PROBLEM TO SOLVE: Return each line of the data below verbatim; pictures are to be left out.

(Dataset records)
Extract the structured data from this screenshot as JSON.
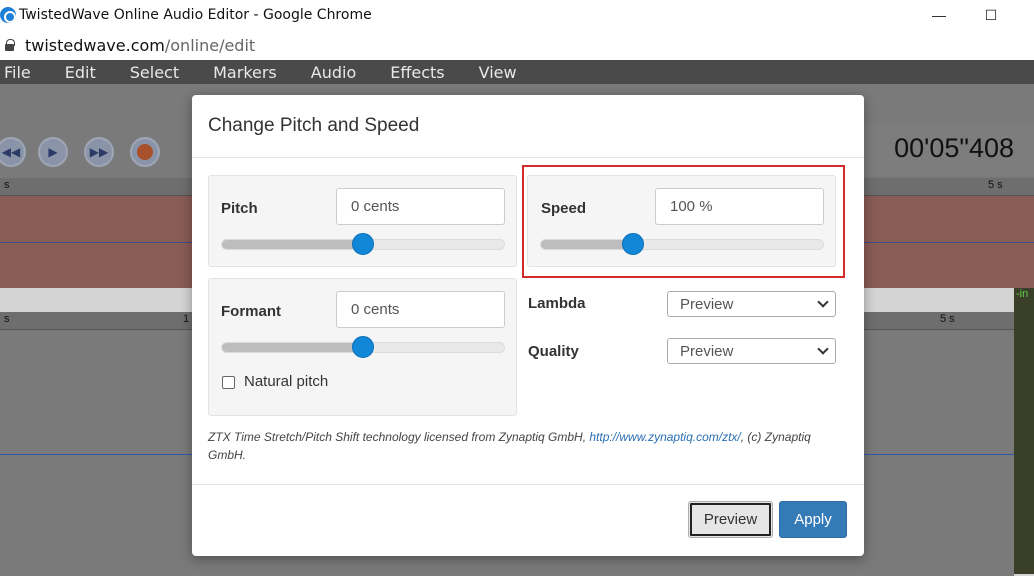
{
  "window": {
    "title": "TwistedWave Online Audio Editor - Google Chrome",
    "minimize_label": "—",
    "maximize_label": "☐"
  },
  "address": {
    "host": "twistedwave.com",
    "path": "/online/edit"
  },
  "menu": {
    "items": [
      "File",
      "Edit",
      "Select",
      "Markers",
      "Audio",
      "Effects",
      "View"
    ]
  },
  "transport": {
    "time": "00'05\"408",
    "buttons": [
      "rewind",
      "play",
      "fast-forward",
      "record"
    ]
  },
  "ruler": {
    "labels_top": [
      "s",
      "5 s"
    ],
    "labels_bottom": [
      "s",
      "1",
      "5 s"
    ]
  },
  "meter": {
    "label": "-in"
  },
  "dialog": {
    "title": "Change Pitch and Speed",
    "pitch": {
      "label": "Pitch",
      "value": "0 cents",
      "slider_fraction": 0.5
    },
    "formant": {
      "label": "Formant",
      "value": "0 cents",
      "slider_fraction": 0.5
    },
    "natural_pitch": {
      "label": "Natural pitch",
      "checked": false
    },
    "speed": {
      "label": "Speed",
      "value": "100 %",
      "slider_fraction": 0.33
    },
    "lambda": {
      "label": "Lambda",
      "value": "Preview"
    },
    "quality": {
      "label": "Quality",
      "value": "Preview"
    },
    "credit": {
      "text_before": "ZTX Time Stretch/Pitch Shift technology licensed from Zynaptiq GmbH, ",
      "link": "http://www.zynaptiq.com/ztx/",
      "text_after": ", (c) Zynaptiq GmbH."
    },
    "preview_button": "Preview",
    "apply_button": "Apply",
    "highlight_color": "#d32a2a",
    "accent_color": "#337ab7"
  }
}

FINAL ANSWER:
Extract the structured data from this screenshot as JSON.
{
  "window": {
    "title": "TwistedWave Online Audio Editor - Google Chrome",
    "minimize_label": "—",
    "maximize_label": "☐"
  },
  "address": {
    "host": "twistedwave.com",
    "path": "/online/edit"
  },
  "menu": {
    "items": [
      "File",
      "Edit",
      "Select",
      "Markers",
      "Audio",
      "Effects",
      "View"
    ]
  },
  "transport": {
    "time": "00'05\"408",
    "buttons": [
      "rewind",
      "play",
      "fast-forward",
      "record"
    ]
  },
  "ruler": {
    "labels_top": [
      "s",
      "5 s"
    ],
    "labels_bottom": [
      "s",
      "1",
      "5 s"
    ]
  },
  "meter": {
    "label": "-in"
  },
  "dialog": {
    "title": "Change Pitch and Speed",
    "pitch": {
      "label": "Pitch",
      "value": "0 cents",
      "slider_fraction": 0.5
    },
    "formant": {
      "label": "Formant",
      "value": "0 cents",
      "slider_fraction": 0.5
    },
    "natural_pitch": {
      "label": "Natural pitch",
      "checked": false
    },
    "speed": {
      "label": "Speed",
      "value": "100 %",
      "slider_fraction": 0.33
    },
    "lambda": {
      "label": "Lambda",
      "value": "Preview"
    },
    "quality": {
      "label": "Quality",
      "value": "Preview"
    },
    "credit": {
      "text_before": "ZTX Time Stretch/Pitch Shift technology licensed from Zynaptiq GmbH, ",
      "link": "http://www.zynaptiq.com/ztx/",
      "text_after": ", (c) Zynaptiq GmbH."
    },
    "preview_button": "Preview",
    "apply_button": "Apply",
    "highlight_color": "#d32a2a",
    "accent_color": "#337ab7"
  }
}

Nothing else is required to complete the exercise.